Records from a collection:
___
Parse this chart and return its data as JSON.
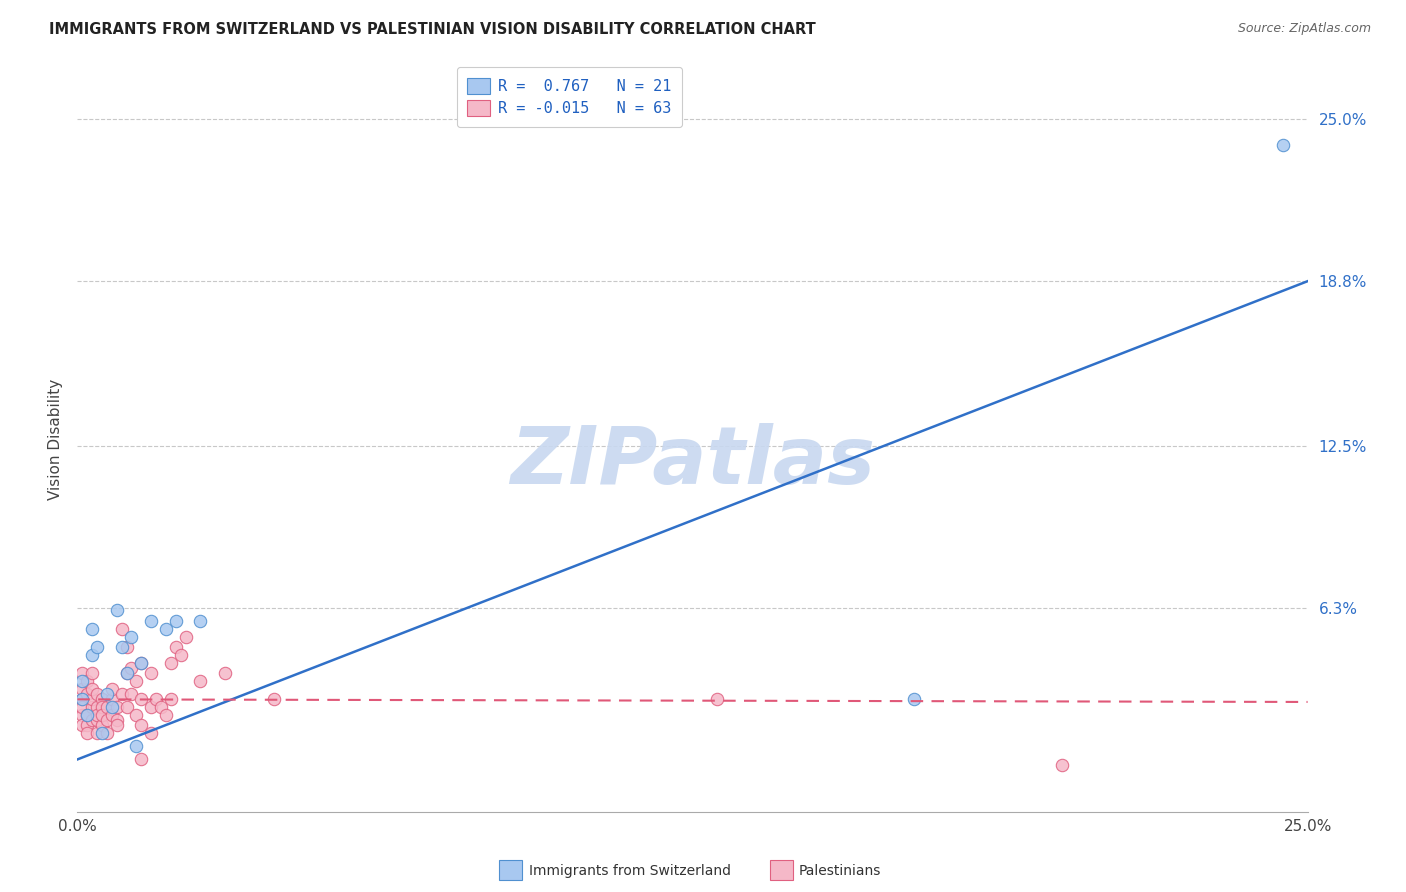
{
  "title": "IMMIGRANTS FROM SWITZERLAND VS PALESTINIAN VISION DISABILITY CORRELATION CHART",
  "source": "Source: ZipAtlas.com",
  "ylabel": "Vision Disability",
  "ytick_values": [
    0.063,
    0.125,
    0.188,
    0.25
  ],
  "ytick_labels": [
    "6.3%",
    "12.5%",
    "18.8%",
    "25.0%"
  ],
  "xmin": 0.0,
  "xmax": 0.25,
  "ymin": -0.015,
  "ymax": 0.27,
  "color_blue": "#A8C8F0",
  "color_pink": "#F5B8C8",
  "edge_blue": "#5090D0",
  "edge_pink": "#E06080",
  "line_blue_color": "#3070C8",
  "line_pink_color": "#E05878",
  "watermark_text": "ZIPatlas",
  "watermark_color": "#C8D8F0",
  "grid_color": "#C8C8C8",
  "bg_color": "#ffffff",
  "legend_blue_text": "R =  0.767   N = 21",
  "legend_pink_text": "R = -0.015   N = 63",
  "legend_text_color": "#2060C0",
  "bottom_legend_blue": "Immigrants from Switzerland",
  "bottom_legend_pink": "Palestinians",
  "blue_line_x0": 0.0,
  "blue_line_y0": 0.005,
  "blue_line_x1": 0.25,
  "blue_line_y1": 0.188,
  "pink_line_x0": 0.0,
  "pink_line_y0": 0.028,
  "pink_line_x1": 0.25,
  "pink_line_y1": 0.027,
  "scatter_blue": [
    [
      0.001,
      0.035
    ],
    [
      0.001,
      0.028
    ],
    [
      0.002,
      0.022
    ],
    [
      0.003,
      0.055
    ],
    [
      0.003,
      0.045
    ],
    [
      0.004,
      0.048
    ],
    [
      0.005,
      0.015
    ],
    [
      0.006,
      0.03
    ],
    [
      0.007,
      0.025
    ],
    [
      0.008,
      0.062
    ],
    [
      0.009,
      0.048
    ],
    [
      0.01,
      0.038
    ],
    [
      0.011,
      0.052
    ],
    [
      0.012,
      0.01
    ],
    [
      0.013,
      0.042
    ],
    [
      0.015,
      0.058
    ],
    [
      0.018,
      0.055
    ],
    [
      0.02,
      0.058
    ],
    [
      0.025,
      0.058
    ],
    [
      0.17,
      0.028
    ],
    [
      0.245,
      0.24
    ]
  ],
  "scatter_pink": [
    [
      0.001,
      0.022
    ],
    [
      0.001,
      0.028
    ],
    [
      0.001,
      0.032
    ],
    [
      0.001,
      0.038
    ],
    [
      0.001,
      0.018
    ],
    [
      0.001,
      0.025
    ],
    [
      0.002,
      0.03
    ],
    [
      0.002,
      0.035
    ],
    [
      0.002,
      0.018
    ],
    [
      0.002,
      0.022
    ],
    [
      0.002,
      0.015
    ],
    [
      0.003,
      0.025
    ],
    [
      0.003,
      0.028
    ],
    [
      0.003,
      0.02
    ],
    [
      0.003,
      0.032
    ],
    [
      0.003,
      0.038
    ],
    [
      0.004,
      0.025
    ],
    [
      0.004,
      0.03
    ],
    [
      0.004,
      0.02
    ],
    [
      0.004,
      0.015
    ],
    [
      0.004,
      0.022
    ],
    [
      0.005,
      0.028
    ],
    [
      0.005,
      0.025
    ],
    [
      0.005,
      0.018
    ],
    [
      0.005,
      0.022
    ],
    [
      0.006,
      0.025
    ],
    [
      0.006,
      0.02
    ],
    [
      0.006,
      0.015
    ],
    [
      0.007,
      0.028
    ],
    [
      0.007,
      0.032
    ],
    [
      0.007,
      0.022
    ],
    [
      0.008,
      0.025
    ],
    [
      0.008,
      0.02
    ],
    [
      0.008,
      0.018
    ],
    [
      0.009,
      0.055
    ],
    [
      0.009,
      0.03
    ],
    [
      0.01,
      0.048
    ],
    [
      0.01,
      0.038
    ],
    [
      0.01,
      0.025
    ],
    [
      0.011,
      0.04
    ],
    [
      0.011,
      0.03
    ],
    [
      0.012,
      0.035
    ],
    [
      0.012,
      0.022
    ],
    [
      0.013,
      0.042
    ],
    [
      0.013,
      0.028
    ],
    [
      0.013,
      0.018
    ],
    [
      0.013,
      0.005
    ],
    [
      0.015,
      0.038
    ],
    [
      0.015,
      0.025
    ],
    [
      0.015,
      0.015
    ],
    [
      0.016,
      0.028
    ],
    [
      0.017,
      0.025
    ],
    [
      0.018,
      0.022
    ],
    [
      0.019,
      0.042
    ],
    [
      0.019,
      0.028
    ],
    [
      0.02,
      0.048
    ],
    [
      0.021,
      0.045
    ],
    [
      0.022,
      0.052
    ],
    [
      0.025,
      0.035
    ],
    [
      0.03,
      0.038
    ],
    [
      0.04,
      0.028
    ],
    [
      0.13,
      0.028
    ],
    [
      0.2,
      0.003
    ]
  ]
}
___
* Objective
Copy out the data above exactly, except the pictures.

* Reply to the exercise
Parse this chart and return its data as JSON.
{
  "title": "IMMIGRANTS FROM SWITZERLAND VS PALESTINIAN VISION DISABILITY CORRELATION CHART",
  "source": "Source: ZipAtlas.com",
  "ylabel": "Vision Disability",
  "ytick_values": [
    0.063,
    0.125,
    0.188,
    0.25
  ],
  "ytick_labels": [
    "6.3%",
    "12.5%",
    "18.8%",
    "25.0%"
  ],
  "xmin": 0.0,
  "xmax": 0.25,
  "ymin": -0.015,
  "ymax": 0.27,
  "color_blue": "#A8C8F0",
  "color_pink": "#F5B8C8",
  "edge_blue": "#5090D0",
  "edge_pink": "#E06080",
  "line_blue_color": "#3070C8",
  "line_pink_color": "#E05878",
  "watermark_text": "ZIPatlas",
  "watermark_color": "#C8D8F0",
  "grid_color": "#C8C8C8",
  "bg_color": "#ffffff",
  "legend_blue_text": "R =  0.767   N = 21",
  "legend_pink_text": "R = -0.015   N = 63",
  "legend_text_color": "#2060C0",
  "bottom_legend_blue": "Immigrants from Switzerland",
  "bottom_legend_pink": "Palestinians",
  "blue_line_x0": 0.0,
  "blue_line_y0": 0.005,
  "blue_line_x1": 0.25,
  "blue_line_y1": 0.188,
  "pink_line_x0": 0.0,
  "pink_line_y0": 0.028,
  "pink_line_x1": 0.25,
  "pink_line_y1": 0.027,
  "scatter_blue": [
    [
      0.001,
      0.035
    ],
    [
      0.001,
      0.028
    ],
    [
      0.002,
      0.022
    ],
    [
      0.003,
      0.055
    ],
    [
      0.003,
      0.045
    ],
    [
      0.004,
      0.048
    ],
    [
      0.005,
      0.015
    ],
    [
      0.006,
      0.03
    ],
    [
      0.007,
      0.025
    ],
    [
      0.008,
      0.062
    ],
    [
      0.009,
      0.048
    ],
    [
      0.01,
      0.038
    ],
    [
      0.011,
      0.052
    ],
    [
      0.012,
      0.01
    ],
    [
      0.013,
      0.042
    ],
    [
      0.015,
      0.058
    ],
    [
      0.018,
      0.055
    ],
    [
      0.02,
      0.058
    ],
    [
      0.025,
      0.058
    ],
    [
      0.17,
      0.028
    ],
    [
      0.245,
      0.24
    ]
  ],
  "scatter_pink": [
    [
      0.001,
      0.022
    ],
    [
      0.001,
      0.028
    ],
    [
      0.001,
      0.032
    ],
    [
      0.001,
      0.038
    ],
    [
      0.001,
      0.018
    ],
    [
      0.001,
      0.025
    ],
    [
      0.002,
      0.03
    ],
    [
      0.002,
      0.035
    ],
    [
      0.002,
      0.018
    ],
    [
      0.002,
      0.022
    ],
    [
      0.002,
      0.015
    ],
    [
      0.003,
      0.025
    ],
    [
      0.003,
      0.028
    ],
    [
      0.003,
      0.02
    ],
    [
      0.003,
      0.032
    ],
    [
      0.003,
      0.038
    ],
    [
      0.004,
      0.025
    ],
    [
      0.004,
      0.03
    ],
    [
      0.004,
      0.02
    ],
    [
      0.004,
      0.015
    ],
    [
      0.004,
      0.022
    ],
    [
      0.005,
      0.028
    ],
    [
      0.005,
      0.025
    ],
    [
      0.005,
      0.018
    ],
    [
      0.005,
      0.022
    ],
    [
      0.006,
      0.025
    ],
    [
      0.006,
      0.02
    ],
    [
      0.006,
      0.015
    ],
    [
      0.007,
      0.028
    ],
    [
      0.007,
      0.032
    ],
    [
      0.007,
      0.022
    ],
    [
      0.008,
      0.025
    ],
    [
      0.008,
      0.02
    ],
    [
      0.008,
      0.018
    ],
    [
      0.009,
      0.055
    ],
    [
      0.009,
      0.03
    ],
    [
      0.01,
      0.048
    ],
    [
      0.01,
      0.038
    ],
    [
      0.01,
      0.025
    ],
    [
      0.011,
      0.04
    ],
    [
      0.011,
      0.03
    ],
    [
      0.012,
      0.035
    ],
    [
      0.012,
      0.022
    ],
    [
      0.013,
      0.042
    ],
    [
      0.013,
      0.028
    ],
    [
      0.013,
      0.018
    ],
    [
      0.013,
      0.005
    ],
    [
      0.015,
      0.038
    ],
    [
      0.015,
      0.025
    ],
    [
      0.015,
      0.015
    ],
    [
      0.016,
      0.028
    ],
    [
      0.017,
      0.025
    ],
    [
      0.018,
      0.022
    ],
    [
      0.019,
      0.042
    ],
    [
      0.019,
      0.028
    ],
    [
      0.02,
      0.048
    ],
    [
      0.021,
      0.045
    ],
    [
      0.022,
      0.052
    ],
    [
      0.025,
      0.035
    ],
    [
      0.03,
      0.038
    ],
    [
      0.04,
      0.028
    ],
    [
      0.13,
      0.028
    ],
    [
      0.2,
      0.003
    ]
  ]
}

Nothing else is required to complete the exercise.